• [WHAT IS NEEDED]: Set down the material below word for word, excluding the pictures.

*** EXERCISE DATA

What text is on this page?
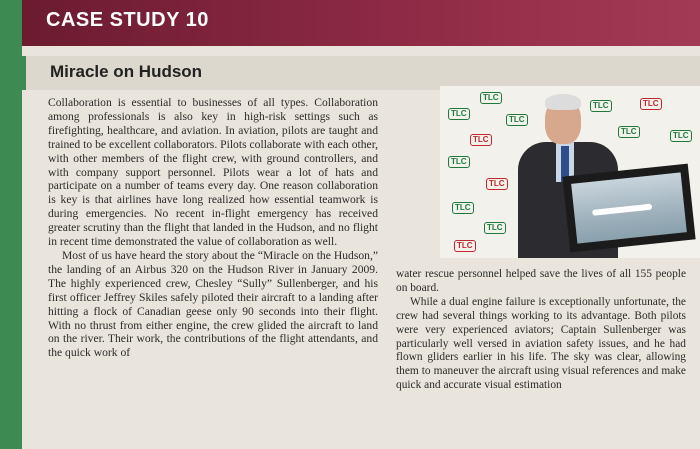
CASE STUDY 10
Miracle on Hudson

Collaboration is essential to businesses of all types. Collaboration among professionals is also key in high-risk settings such as firefighting, healthcare, and aviation. In aviation, pilots are taught and trained to be excellent collaborators. Pilots collaborate with each other, with other members of the flight crew, with ground controllers, and with company support personnel. Pilots wear a lot of hats and participate on a number of teams every day. One reason collaboration is key is that airlines have long realized how essential teamwork is during emergencies. No recent in-flight emergency has received greater scrutiny than the flight that landed in the Hudson, and no flight in recent time demonstrated the value of collaboration as well.

Most of us have heard the story about the “Miracle on the Hudson,” the landing of an Airbus 320 on the Hudson River in January 2009. The highly experienced crew, Chesley “Sully” Sullenberger, and his first officer Jeffrey Skiles safely piloted their aircraft to a landing after hitting a flock of Canadian geese only 90 seconds into their flight. With no thrust from either engine, the crew glided the aircraft to land on the river. Their work, the contributions of the flight attendants, and the quick work of

TLC
TLC
TLC
TLC
TLC
TLC
TLC
TLC
TLC
TLC	TLC
TLC	TLC

water rescue personnel helped save the lives of all 155 people on board.

While a dual engine failure is exceptionally unfortunate, the crew had several things working to its advantage. Both pilots were very experienced aviators; Captain Sullenberger was particularly well versed in aviation safety issues, and he had flown gliders earlier in his life. The sky was clear, allowing them to maneuver the aircraft using visual references and make quick and accurate visual estimation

******

• [WRITTEN ANSWER]:
What text is on this page?
CASE STUDY 10
Miracle on Hudson

Collaboration is essential to businesses of all types. Collaboration among professionals is also key in high-risk settings such as firefighting, healthcare, and aviation. In aviation, pilots are taught and trained to be excellent collaborators. Pilots collaborate with each other, with other members of the flight crew, with ground controllers, and with company support personnel. Pilots wear a lot of hats and participate on a number of teams every day. One reason collaboration is key is that airlines have long realized how essential teamwork is during emergencies. No recent in-flight emergency has received greater scrutiny than the flight that landed in the Hudson, and no flight in recent time demonstrated the value of collaboration as well.

Most of us have heard the story about the “Miracle on the Hudson,” the landing of an Airbus 320 on the Hudson River in January 2009. The highly experienced crew, Chesley “Sully” Sullenberger, and his first officer Jeffrey Skiles safely piloted their aircraft to a landing after hitting a flock of Canadian geese only 90 seconds into their flight. With no thrust from either engine, the crew glided the aircraft to land on the river. Their work, the contributions of the flight attendants, and the quick work of

TLC
TLC
TLC
TLC
TLC
TLC
TLC
TLC
TLC
TLC	TLC
TLC	TLC

water rescue personnel helped save the lives of all 155 people on board.

While a dual engine failure is exceptionally unfortunate, the crew had several things working to its advantage. Both pilots were very experienced aviators; Captain Sullenberger was particularly well versed in aviation safety issues, and he had flown gliders earlier in his life. The sky was clear, allowing them to maneuver the aircraft using visual references and make quick and accurate visual estimation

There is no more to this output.